[Records that describe figures]

— START —

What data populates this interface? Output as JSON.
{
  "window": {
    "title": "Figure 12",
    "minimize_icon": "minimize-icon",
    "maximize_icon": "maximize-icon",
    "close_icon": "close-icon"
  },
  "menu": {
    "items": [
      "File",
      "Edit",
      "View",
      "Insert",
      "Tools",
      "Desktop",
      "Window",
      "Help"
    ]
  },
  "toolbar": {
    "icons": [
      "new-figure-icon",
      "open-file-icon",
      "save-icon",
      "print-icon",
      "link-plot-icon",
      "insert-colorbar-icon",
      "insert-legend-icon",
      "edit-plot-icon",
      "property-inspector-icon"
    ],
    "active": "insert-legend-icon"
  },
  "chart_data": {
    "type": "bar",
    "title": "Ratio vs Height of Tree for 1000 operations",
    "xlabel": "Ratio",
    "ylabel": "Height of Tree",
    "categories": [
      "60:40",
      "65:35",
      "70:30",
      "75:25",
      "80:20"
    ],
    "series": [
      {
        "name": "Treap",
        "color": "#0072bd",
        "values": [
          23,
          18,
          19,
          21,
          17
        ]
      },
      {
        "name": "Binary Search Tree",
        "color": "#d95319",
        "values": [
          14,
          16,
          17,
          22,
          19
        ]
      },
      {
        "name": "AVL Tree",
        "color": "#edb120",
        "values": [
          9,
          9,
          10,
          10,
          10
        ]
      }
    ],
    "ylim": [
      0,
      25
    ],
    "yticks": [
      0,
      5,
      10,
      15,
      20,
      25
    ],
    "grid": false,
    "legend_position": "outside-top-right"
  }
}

— END —

= GOAL =
Every entry should be printed again exactly as written.

= COMPLETE ANSWER =
What data populates this interface? Output as JSON.
{
  "window": {
    "title": "Figure 12",
    "minimize_icon": "minimize-icon",
    "maximize_icon": "maximize-icon",
    "close_icon": "close-icon"
  },
  "menu": {
    "items": [
      "File",
      "Edit",
      "View",
      "Insert",
      "Tools",
      "Desktop",
      "Window",
      "Help"
    ]
  },
  "toolbar": {
    "icons": [
      "new-figure-icon",
      "open-file-icon",
      "save-icon",
      "print-icon",
      "link-plot-icon",
      "insert-colorbar-icon",
      "insert-legend-icon",
      "edit-plot-icon",
      "property-inspector-icon"
    ],
    "active": "insert-legend-icon"
  },
  "chart_data": {
    "type": "bar",
    "title": "Ratio vs Height of Tree for 1000 operations",
    "xlabel": "Ratio",
    "ylabel": "Height of Tree",
    "categories": [
      "60:40",
      "65:35",
      "70:30",
      "75:25",
      "80:20"
    ],
    "series": [
      {
        "name": "Treap",
        "color": "#0072bd",
        "values": [
          23,
          18,
          19,
          21,
          17
        ]
      },
      {
        "name": "Binary Search Tree",
        "color": "#d95319",
        "values": [
          14,
          16,
          17,
          22,
          19
        ]
      },
      {
        "name": "AVL Tree",
        "color": "#edb120",
        "values": [
          9,
          9,
          10,
          10,
          10
        ]
      }
    ],
    "ylim": [
      0,
      25
    ],
    "yticks": [
      0,
      5,
      10,
      15,
      20,
      25
    ],
    "grid": false,
    "legend_position": "outside-top-right"
  }
}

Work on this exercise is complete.